___ Record extracts ___

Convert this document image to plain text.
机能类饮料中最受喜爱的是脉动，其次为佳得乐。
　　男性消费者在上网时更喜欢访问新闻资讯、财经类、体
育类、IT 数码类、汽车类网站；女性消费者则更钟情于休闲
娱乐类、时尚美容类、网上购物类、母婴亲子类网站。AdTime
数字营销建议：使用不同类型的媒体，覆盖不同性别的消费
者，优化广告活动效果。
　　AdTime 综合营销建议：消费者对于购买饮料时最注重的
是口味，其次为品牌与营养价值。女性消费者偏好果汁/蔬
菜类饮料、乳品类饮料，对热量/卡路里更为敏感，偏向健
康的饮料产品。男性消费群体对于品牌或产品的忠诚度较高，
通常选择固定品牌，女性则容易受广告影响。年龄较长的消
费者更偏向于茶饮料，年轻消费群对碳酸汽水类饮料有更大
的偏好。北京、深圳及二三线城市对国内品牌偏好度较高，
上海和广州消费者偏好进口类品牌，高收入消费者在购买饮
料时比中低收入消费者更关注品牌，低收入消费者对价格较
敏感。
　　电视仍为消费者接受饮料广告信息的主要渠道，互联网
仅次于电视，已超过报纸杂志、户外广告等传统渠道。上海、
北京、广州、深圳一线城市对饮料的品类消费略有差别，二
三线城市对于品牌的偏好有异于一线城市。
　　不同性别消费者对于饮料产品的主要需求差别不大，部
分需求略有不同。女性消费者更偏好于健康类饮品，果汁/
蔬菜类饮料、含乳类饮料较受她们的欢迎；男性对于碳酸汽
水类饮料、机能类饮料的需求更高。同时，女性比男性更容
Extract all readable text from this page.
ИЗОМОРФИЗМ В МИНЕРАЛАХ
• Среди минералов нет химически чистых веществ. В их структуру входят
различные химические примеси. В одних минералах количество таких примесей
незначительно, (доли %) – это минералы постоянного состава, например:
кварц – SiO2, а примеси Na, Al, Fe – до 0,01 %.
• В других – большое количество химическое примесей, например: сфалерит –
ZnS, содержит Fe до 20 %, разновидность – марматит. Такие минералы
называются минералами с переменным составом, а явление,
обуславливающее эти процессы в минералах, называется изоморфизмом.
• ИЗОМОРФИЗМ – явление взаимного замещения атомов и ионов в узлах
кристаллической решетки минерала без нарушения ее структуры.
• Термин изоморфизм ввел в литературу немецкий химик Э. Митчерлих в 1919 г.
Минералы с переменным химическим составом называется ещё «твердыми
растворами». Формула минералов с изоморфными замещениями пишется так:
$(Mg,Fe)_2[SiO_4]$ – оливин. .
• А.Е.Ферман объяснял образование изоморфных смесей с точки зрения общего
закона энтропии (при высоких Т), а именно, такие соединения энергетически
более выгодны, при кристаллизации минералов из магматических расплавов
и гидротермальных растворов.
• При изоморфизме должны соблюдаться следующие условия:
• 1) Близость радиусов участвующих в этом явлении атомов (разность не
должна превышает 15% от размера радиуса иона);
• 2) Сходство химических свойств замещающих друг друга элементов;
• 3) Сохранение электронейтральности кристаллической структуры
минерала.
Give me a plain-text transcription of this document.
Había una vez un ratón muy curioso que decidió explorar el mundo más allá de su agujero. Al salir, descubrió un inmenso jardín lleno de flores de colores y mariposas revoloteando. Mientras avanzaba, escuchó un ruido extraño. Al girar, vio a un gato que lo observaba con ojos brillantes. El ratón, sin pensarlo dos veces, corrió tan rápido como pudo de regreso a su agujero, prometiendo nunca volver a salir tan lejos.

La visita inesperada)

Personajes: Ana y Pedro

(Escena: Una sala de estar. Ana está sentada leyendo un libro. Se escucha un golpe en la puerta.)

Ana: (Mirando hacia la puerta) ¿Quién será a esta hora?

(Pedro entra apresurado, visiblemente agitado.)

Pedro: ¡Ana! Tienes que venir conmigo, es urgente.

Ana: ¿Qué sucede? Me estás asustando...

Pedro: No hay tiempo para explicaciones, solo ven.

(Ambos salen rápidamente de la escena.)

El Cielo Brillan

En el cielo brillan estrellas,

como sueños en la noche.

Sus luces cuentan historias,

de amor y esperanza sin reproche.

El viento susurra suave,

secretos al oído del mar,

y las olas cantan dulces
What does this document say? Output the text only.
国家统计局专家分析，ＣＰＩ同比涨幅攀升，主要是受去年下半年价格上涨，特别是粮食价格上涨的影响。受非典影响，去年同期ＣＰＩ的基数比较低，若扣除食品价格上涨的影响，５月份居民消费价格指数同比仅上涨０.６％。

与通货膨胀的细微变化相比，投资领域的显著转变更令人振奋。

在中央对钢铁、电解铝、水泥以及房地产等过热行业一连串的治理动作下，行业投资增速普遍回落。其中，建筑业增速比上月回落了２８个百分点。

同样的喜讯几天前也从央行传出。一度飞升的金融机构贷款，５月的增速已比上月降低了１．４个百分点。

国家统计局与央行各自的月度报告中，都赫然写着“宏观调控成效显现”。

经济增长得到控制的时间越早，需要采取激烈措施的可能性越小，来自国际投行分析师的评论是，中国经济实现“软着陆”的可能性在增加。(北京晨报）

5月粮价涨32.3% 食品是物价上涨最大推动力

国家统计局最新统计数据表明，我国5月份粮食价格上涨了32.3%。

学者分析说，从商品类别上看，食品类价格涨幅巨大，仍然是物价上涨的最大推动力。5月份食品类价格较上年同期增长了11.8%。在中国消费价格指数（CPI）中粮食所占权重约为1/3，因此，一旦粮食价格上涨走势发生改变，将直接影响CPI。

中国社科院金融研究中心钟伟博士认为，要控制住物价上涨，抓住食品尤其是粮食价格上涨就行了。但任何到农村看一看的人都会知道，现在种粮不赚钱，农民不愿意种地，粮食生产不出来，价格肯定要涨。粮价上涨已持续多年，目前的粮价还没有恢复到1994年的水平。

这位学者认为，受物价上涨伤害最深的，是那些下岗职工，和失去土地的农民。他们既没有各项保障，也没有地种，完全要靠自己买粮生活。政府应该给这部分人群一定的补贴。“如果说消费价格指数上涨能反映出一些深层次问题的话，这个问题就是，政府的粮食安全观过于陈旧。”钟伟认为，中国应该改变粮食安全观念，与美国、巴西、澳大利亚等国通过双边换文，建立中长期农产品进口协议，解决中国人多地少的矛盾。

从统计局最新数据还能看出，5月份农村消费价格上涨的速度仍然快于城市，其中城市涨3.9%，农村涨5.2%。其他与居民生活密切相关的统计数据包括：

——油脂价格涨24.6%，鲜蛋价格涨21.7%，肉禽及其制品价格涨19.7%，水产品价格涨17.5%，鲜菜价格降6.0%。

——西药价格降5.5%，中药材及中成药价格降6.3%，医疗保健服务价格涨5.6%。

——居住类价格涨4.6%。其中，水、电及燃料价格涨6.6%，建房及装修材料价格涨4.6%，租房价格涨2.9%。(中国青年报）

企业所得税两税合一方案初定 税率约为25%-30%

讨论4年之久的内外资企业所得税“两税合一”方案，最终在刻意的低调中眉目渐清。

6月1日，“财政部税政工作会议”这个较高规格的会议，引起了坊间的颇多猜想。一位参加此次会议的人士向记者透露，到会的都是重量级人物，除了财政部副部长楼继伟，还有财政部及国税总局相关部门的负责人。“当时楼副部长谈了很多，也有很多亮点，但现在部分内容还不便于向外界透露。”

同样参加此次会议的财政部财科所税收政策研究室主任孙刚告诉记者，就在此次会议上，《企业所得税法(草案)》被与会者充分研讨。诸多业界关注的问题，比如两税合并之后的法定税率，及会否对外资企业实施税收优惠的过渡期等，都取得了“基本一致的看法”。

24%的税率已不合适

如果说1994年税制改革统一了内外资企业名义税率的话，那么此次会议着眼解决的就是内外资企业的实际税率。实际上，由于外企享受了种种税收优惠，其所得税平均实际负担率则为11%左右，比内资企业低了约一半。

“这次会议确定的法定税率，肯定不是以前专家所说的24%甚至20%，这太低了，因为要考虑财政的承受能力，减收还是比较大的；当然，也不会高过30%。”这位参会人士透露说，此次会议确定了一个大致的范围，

___

§ Exercise task
Pull out each line containing the word "кристаллической" and copy it.

§ Right answer
кристаллической решетки минерала без нарушения ее структуры.
• 3) Сохранение электронейтральности кристаллической структуры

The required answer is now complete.